List each line in which the string "Ministre" appears.
[start of EXTRACTED DATA]
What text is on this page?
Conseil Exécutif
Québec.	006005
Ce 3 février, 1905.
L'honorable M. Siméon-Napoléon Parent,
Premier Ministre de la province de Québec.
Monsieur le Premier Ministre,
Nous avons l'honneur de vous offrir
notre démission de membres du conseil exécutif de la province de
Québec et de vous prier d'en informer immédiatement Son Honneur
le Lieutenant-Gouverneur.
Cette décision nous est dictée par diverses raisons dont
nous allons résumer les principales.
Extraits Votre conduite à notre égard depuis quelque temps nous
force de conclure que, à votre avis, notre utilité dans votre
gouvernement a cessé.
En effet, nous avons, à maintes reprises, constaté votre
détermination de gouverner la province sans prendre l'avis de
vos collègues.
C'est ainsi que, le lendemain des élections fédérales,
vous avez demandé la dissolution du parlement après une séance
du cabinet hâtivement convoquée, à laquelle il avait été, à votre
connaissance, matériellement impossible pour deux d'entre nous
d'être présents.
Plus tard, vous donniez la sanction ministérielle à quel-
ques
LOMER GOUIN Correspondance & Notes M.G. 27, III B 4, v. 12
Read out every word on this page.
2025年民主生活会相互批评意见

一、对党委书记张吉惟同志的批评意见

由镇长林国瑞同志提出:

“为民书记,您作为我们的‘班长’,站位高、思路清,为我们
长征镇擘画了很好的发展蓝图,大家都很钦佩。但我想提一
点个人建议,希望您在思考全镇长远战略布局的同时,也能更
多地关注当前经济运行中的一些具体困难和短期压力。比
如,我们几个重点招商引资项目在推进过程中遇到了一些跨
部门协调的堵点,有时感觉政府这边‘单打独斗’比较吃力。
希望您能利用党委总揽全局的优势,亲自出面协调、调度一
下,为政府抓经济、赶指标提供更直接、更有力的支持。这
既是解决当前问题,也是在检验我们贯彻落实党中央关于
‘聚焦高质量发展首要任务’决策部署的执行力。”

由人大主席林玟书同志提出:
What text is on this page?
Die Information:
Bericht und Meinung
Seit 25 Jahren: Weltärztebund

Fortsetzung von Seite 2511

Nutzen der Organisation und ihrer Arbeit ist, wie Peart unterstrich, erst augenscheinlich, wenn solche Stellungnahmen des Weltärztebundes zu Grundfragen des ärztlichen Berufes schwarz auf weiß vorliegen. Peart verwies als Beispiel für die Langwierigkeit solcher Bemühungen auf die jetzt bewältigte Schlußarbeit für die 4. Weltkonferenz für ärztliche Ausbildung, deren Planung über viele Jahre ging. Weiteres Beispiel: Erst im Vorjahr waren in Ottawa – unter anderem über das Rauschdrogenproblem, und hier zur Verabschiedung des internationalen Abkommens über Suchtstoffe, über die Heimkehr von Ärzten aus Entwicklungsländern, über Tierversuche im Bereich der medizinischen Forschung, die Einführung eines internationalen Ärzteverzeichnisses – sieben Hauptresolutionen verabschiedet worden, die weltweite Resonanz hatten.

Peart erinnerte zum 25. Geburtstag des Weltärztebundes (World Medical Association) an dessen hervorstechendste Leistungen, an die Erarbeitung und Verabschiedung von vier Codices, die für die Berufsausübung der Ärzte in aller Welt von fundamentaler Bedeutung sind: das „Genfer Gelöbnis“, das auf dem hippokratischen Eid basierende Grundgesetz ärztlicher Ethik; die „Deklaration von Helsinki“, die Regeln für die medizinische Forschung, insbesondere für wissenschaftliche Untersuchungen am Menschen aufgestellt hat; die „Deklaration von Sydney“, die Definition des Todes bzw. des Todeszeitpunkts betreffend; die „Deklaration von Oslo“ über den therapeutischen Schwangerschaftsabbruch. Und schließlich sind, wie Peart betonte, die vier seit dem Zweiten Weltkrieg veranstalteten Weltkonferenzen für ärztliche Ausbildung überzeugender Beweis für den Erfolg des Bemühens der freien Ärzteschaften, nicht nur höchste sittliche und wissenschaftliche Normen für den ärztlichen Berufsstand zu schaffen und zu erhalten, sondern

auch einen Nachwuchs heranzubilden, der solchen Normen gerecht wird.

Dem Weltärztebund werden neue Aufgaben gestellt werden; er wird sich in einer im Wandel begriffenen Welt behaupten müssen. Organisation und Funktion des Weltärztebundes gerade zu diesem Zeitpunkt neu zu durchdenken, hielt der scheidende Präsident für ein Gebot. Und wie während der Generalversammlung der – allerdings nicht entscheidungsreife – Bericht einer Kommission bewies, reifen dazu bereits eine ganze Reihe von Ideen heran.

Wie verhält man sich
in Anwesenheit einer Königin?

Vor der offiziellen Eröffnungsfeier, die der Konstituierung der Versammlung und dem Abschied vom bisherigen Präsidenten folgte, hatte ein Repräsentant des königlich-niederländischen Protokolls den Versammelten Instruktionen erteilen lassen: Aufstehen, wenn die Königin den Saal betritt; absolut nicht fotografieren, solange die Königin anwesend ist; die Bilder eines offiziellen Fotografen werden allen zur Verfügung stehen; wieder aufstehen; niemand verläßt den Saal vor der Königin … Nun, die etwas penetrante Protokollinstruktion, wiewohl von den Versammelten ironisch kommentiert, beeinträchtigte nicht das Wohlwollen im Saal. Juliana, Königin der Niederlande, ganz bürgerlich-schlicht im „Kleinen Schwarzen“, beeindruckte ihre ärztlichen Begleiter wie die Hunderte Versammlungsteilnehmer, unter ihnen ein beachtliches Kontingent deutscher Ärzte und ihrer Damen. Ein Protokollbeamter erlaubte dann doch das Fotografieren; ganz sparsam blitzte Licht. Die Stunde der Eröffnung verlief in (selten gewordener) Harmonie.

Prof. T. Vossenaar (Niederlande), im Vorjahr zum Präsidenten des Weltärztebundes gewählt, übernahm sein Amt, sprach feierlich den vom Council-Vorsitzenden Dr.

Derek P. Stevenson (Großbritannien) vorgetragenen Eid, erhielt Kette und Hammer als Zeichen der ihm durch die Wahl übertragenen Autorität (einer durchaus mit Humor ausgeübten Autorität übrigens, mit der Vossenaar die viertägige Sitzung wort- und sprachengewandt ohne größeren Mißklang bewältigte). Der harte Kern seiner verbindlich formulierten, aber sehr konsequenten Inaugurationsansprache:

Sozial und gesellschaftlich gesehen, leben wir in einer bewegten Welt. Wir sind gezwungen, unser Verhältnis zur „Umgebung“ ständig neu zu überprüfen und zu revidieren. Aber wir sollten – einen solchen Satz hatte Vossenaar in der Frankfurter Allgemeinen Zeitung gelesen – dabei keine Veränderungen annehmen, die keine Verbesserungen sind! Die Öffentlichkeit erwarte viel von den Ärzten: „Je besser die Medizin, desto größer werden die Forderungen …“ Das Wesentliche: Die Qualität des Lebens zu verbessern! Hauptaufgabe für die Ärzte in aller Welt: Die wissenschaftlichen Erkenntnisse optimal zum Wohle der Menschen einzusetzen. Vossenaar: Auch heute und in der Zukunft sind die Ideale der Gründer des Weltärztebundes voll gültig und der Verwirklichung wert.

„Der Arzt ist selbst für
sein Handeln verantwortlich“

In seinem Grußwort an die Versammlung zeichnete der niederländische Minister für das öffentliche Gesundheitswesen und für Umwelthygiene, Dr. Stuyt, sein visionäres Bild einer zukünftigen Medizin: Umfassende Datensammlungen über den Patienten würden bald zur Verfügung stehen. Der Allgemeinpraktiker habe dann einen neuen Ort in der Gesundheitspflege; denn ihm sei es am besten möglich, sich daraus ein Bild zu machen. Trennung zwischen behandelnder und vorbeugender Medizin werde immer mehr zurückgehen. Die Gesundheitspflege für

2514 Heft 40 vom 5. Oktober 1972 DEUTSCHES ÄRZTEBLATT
[end of EXTRACTED DATA]
EXERCISE RESPONSE>
Premier Ministre de la province de Québec.
Monsieur le Premier Ministre,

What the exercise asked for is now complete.